— Start —
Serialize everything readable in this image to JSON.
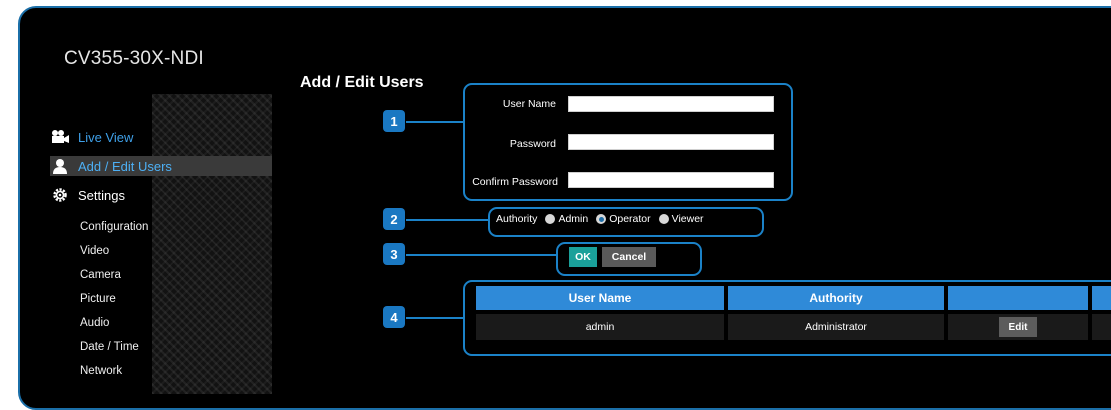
{
  "app": {
    "title": "CV355-30X-NDI"
  },
  "sidebar": {
    "main_items": [
      {
        "label": "Live View",
        "icon": "camera-icon"
      },
      {
        "label": "Add / Edit Users",
        "icon": "user-icon",
        "active": true
      },
      {
        "label": "Settings",
        "icon": "gear-icon"
      }
    ],
    "sub_items": [
      "Configuration",
      "Video",
      "Camera",
      "Picture",
      "Audio",
      "Date / Time",
      "Network"
    ]
  },
  "page": {
    "title": "Add / Edit Users"
  },
  "callouts": [
    "1",
    "2",
    "3",
    "4"
  ],
  "form": {
    "username_label": "User Name",
    "password_label": "Password",
    "confirm_label": "Confirm Password",
    "username_value": "",
    "password_value": "",
    "confirm_value": ""
  },
  "authority": {
    "label": "Authority",
    "options": [
      "Admin",
      "Operator",
      "Viewer"
    ],
    "selected": "Operator"
  },
  "buttons": {
    "ok": "OK",
    "cancel": "Cancel"
  },
  "table": {
    "headers": [
      "User Name",
      "Authority",
      ""
    ],
    "rows": [
      {
        "user": "admin",
        "authority": "Administrator",
        "action": "Edit"
      }
    ]
  },
  "colors": {
    "accent": "#1b82c8",
    "header": "#2f8ad8",
    "ok": "#1aa09a"
  }
}
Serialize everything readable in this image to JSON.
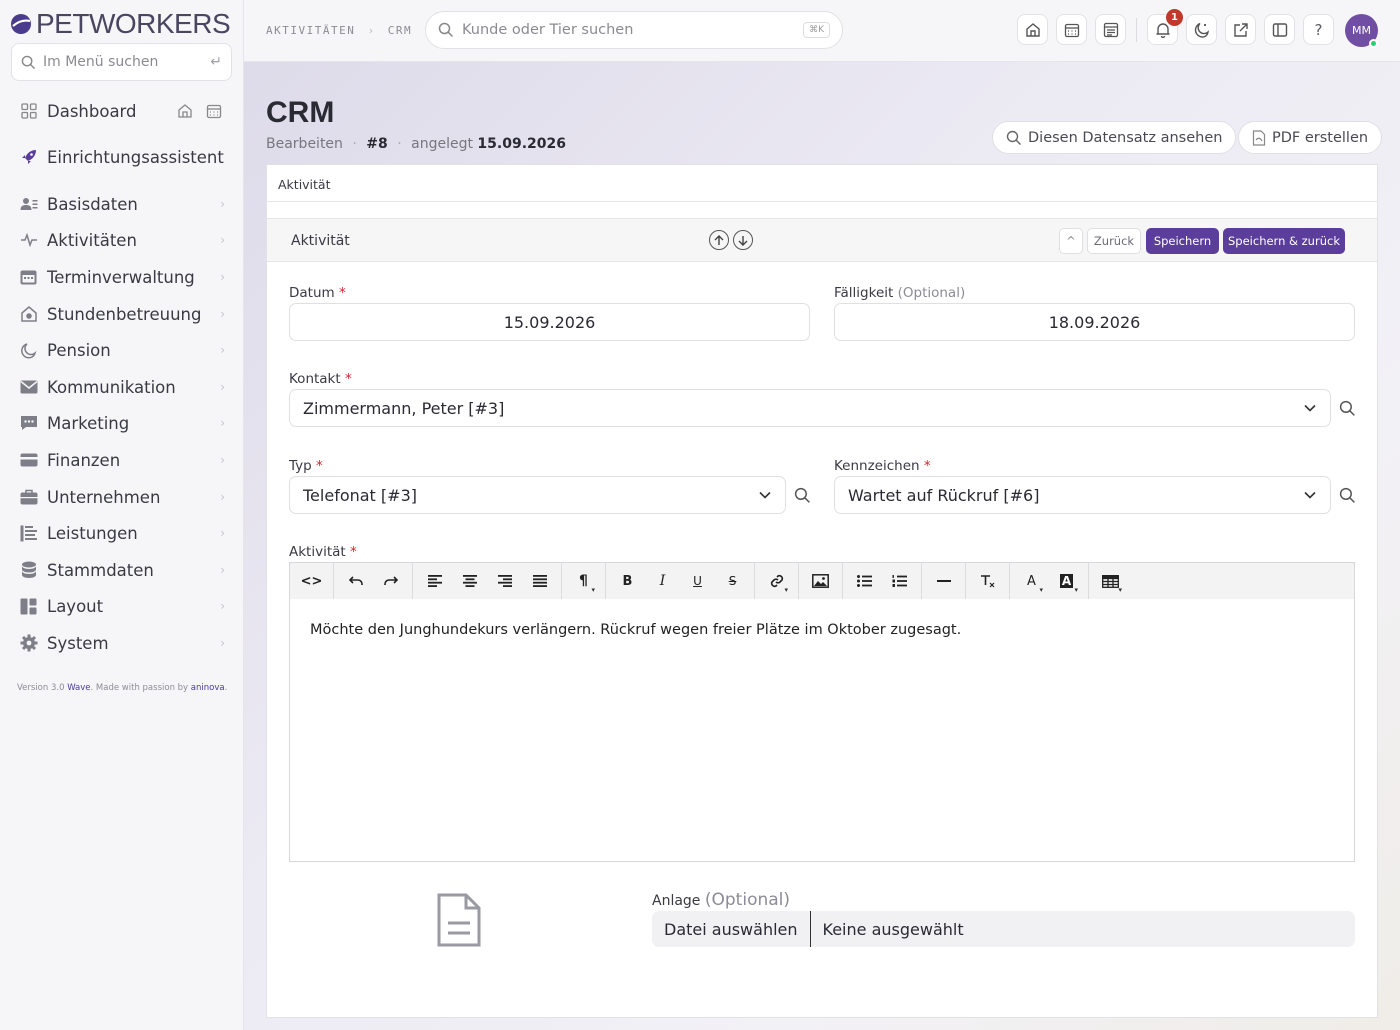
{
  "brand": {
    "name": "PETWORKERS"
  },
  "sidebar": {
    "search_placeholder": "Im Menü suchen",
    "items": [
      {
        "label": "Dashboard",
        "icon": "dashboard-icon"
      },
      {
        "label": "Einrichtungsassistent",
        "icon": "rocket-icon"
      },
      {
        "label": "Basisdaten",
        "icon": "users-icon"
      },
      {
        "label": "Aktivitäten",
        "icon": "activity-icon"
      },
      {
        "label": "Terminverwaltung",
        "icon": "calendar-icon"
      },
      {
        "label": "Stundenbetreuung",
        "icon": "house-paw-icon"
      },
      {
        "label": "Pension",
        "icon": "moon-icon"
      },
      {
        "label": "Kommunikation",
        "icon": "envelope-icon"
      },
      {
        "label": "Marketing",
        "icon": "chat-icon"
      },
      {
        "label": "Finanzen",
        "icon": "credit-card-icon"
      },
      {
        "label": "Unternehmen",
        "icon": "briefcase-icon"
      },
      {
        "label": "Leistungen",
        "icon": "list-icon"
      },
      {
        "label": "Stammdaten",
        "icon": "database-icon"
      },
      {
        "label": "Layout",
        "icon": "layout-icon"
      },
      {
        "label": "System",
        "icon": "gear-icon"
      }
    ],
    "version_prefix": "Version 3.0",
    "version_product": "Wave",
    "version_mid": ". Made with passion by",
    "version_company": "aninova",
    "version_end": "."
  },
  "header": {
    "breadcrumb": [
      "AKTIVITÄTEN",
      "CRM"
    ],
    "breadcrumb_sep": "›",
    "search_placeholder": "Kunde oder Tier suchen",
    "search_shortcut": "⌘K",
    "notification_count": "1",
    "help_label": "?",
    "avatar_initials": "MM"
  },
  "page": {
    "title": "CRM",
    "mode": "Bearbeiten",
    "record_id": "#8",
    "created_label": "angelegt",
    "created_date": "15.09.2026",
    "view_record_button": "Diesen Datensatz ansehen",
    "pdf_button": "PDF erstellen"
  },
  "card": {
    "tab_label": "Aktivität",
    "section_title": "Aktivität",
    "actions": {
      "up": "^",
      "back": "Zurück",
      "save": "Speichern",
      "save_back": "Speichern & zurück"
    }
  },
  "form": {
    "required_mark": "*",
    "datum": {
      "label": "Datum",
      "value": "15.09.2026"
    },
    "faelligkeit": {
      "label": "Fälligkeit",
      "optional": "(Optional)",
      "value": "18.09.2026"
    },
    "kontakt": {
      "label": "Kontakt",
      "value": "Zimmermann, Peter [#3]"
    },
    "typ": {
      "label": "Typ",
      "value": "Telefonat [#3]"
    },
    "kennzeichen": {
      "label": "Kennzeichen",
      "value": "Wartet auf Rückruf [#6]"
    },
    "aktivitaet": {
      "label": "Aktivität",
      "content": "Möchte den Junghundekurs verlängern. Rückruf wegen freier Plätze im Oktober zugesagt."
    },
    "anlage": {
      "label": "Anlage",
      "optional": "(Optional)",
      "button": "Datei auswählen",
      "status": "Keine ausgewählt"
    }
  },
  "editor_toolbar": {
    "bold": "B",
    "italic": "I",
    "underline": "U",
    "strike": "S",
    "font_color": "A",
    "bg_color": "A",
    "paragraph": "¶",
    "code": "<>"
  },
  "colors": {
    "accent": "#5b3d9b",
    "required": "#d0222e",
    "badge": "#c0392b"
  }
}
— End —
WHAT YOU WILL DO: From the material above, copy everything exactly but the pictures.

OUTPUT OF THE TASK:
Serialize everything readable in this image to JSON.
{
  "app": {
    "title": "CV355-30X-NDI"
  },
  "sidebar": {
    "main_items": [
      {
        "label": "Live View",
        "icon": "camera-icon"
      },
      {
        "label": "Add / Edit Users",
        "icon": "user-icon",
        "active": true
      },
      {
        "label": "Settings",
        "icon": "gear-icon"
      }
    ],
    "sub_items": [
      "Configuration",
      "Video",
      "Camera",
      "Picture",
      "Audio",
      "Date / Time",
      "Network"
    ]
  },
  "page": {
    "title": "Add / Edit Users"
  },
  "callouts": [
    "1",
    "2",
    "3",
    "4"
  ],
  "form": {
    "username_label": "User Name",
    "password_label": "Password",
    "confirm_label": "Confirm Password",
    "username_value": "",
    "password_value": "",
    "confirm_value": ""
  },
  "authority": {
    "label": "Authority",
    "options": [
      "Admin",
      "Operator",
      "Viewer"
    ],
    "selected": "Operator"
  },
  "buttons": {
    "ok": "OK",
    "cancel": "Cancel"
  },
  "table": {
    "headers": [
      "User Name",
      "Authority",
      ""
    ],
    "rows": [
      {
        "user": "admin",
        "authority": "Administrator",
        "action": "Edit"
      }
    ]
  },
  "colors": {
    "accent": "#1b82c8",
    "header": "#2f8ad8",
    "ok": "#1aa09a"
  }
}
Serialize everything readable in this image to JSON.
{
  "brand": {
    "name": "PETWORKERS"
  },
  "sidebar": {
    "search_placeholder": "Im Menü suchen",
    "items": [
      {
        "label": "Dashboard",
        "icon": "dashboard-icon"
      },
      {
        "label": "Einrichtungsassistent",
        "icon": "rocket-icon"
      },
      {
        "label": "Basisdaten",
        "icon": "users-icon"
      },
      {
        "label": "Aktivitäten",
        "icon": "activity-icon"
      },
      {
        "label": "Terminverwaltung",
        "icon": "calendar-icon"
      },
      {
        "label": "Stundenbetreuung",
        "icon": "house-paw-icon"
      },
      {
        "label": "Pension",
        "icon": "moon-icon"
      },
      {
        "label": "Kommunikation",
        "icon": "envelope-icon"
      },
      {
        "label": "Marketing",
        "icon": "chat-icon"
      },
      {
        "label": "Finanzen",
        "icon": "credit-card-icon"
      },
      {
        "label": "Unternehmen",
        "icon": "briefcase-icon"
      },
      {
        "label": "Leistungen",
        "icon": "list-icon"
      },
      {
        "label": "Stammdaten",
        "icon": "database-icon"
      },
      {
        "label": "Layout",
        "icon": "layout-icon"
      },
      {
        "label": "System",
        "icon": "gear-icon"
      }
    ],
    "version_prefix": "Version 3.0",
    "version_product": "Wave",
    "version_mid": ". Made with passion by",
    "version_company": "aninova",
    "version_end": "."
  },
  "header": {
    "breadcrumb": [
      "AKTIVITÄTEN",
      "CRM"
    ],
    "breadcrumb_sep": "›",
    "search_placeholder": "Kunde oder Tier suchen",
    "search_shortcut": "⌘K",
    "notification_count": "1",
    "help_label": "?",
    "avatar_initials": "MM"
  },
  "page": {
    "title": "CRM",
    "mode": "Bearbeiten",
    "record_id": "#8",
    "created_label": "angelegt",
    "created_date": "15.09.2026",
    "view_record_button": "Diesen Datensatz ansehen",
    "pdf_button": "PDF erstellen"
  },
  "card": {
    "tab_label": "Aktivität",
    "section_title": "Aktivität",
    "actions": {
      "up": "^",
      "back": "Zurück",
      "save": "Speichern",
      "save_back": "Speichern & zurück"
    }
  },
  "form": {
    "required_mark": "*",
    "datum": {
      "label": "Datum",
      "value": "15.09.2026"
    },
    "faelligkeit": {
      "label": "Fälligkeit",
      "optional": "(Optional)",
      "value": "18.09.2026"
    },
    "kontakt": {
      "label": "Kontakt",
      "value": "Zimmermann, Peter [#3]"
    },
    "typ": {
      "label": "Typ",
      "value": "Telefonat [#3]"
    },
    "kennzeichen": {
      "label": "Kennzeichen",
      "value": "Wartet auf Rückruf [#6]"
    },
    "aktivitaet": {
      "label": "Aktivität",
      "content": "Möchte den Junghundekurs verlängern. Rückruf wegen freier Plätze im Oktober zugesagt."
    },
    "anlage": {
      "label": "Anlage",
      "optional": "(Optional)",
      "button": "Datei auswählen",
      "status": "Keine ausgewählt"
    }
  },
  "editor_toolbar": {
    "bold": "B",
    "italic": "I",
    "underline": "U",
    "strike": "S",
    "font_color": "A",
    "bg_color": "A",
    "paragraph": "¶",
    "code": "<>"
  },
  "colors": {
    "accent": "#5b3d9b",
    "required": "#d0222e",
    "badge": "#c0392b"
  }
}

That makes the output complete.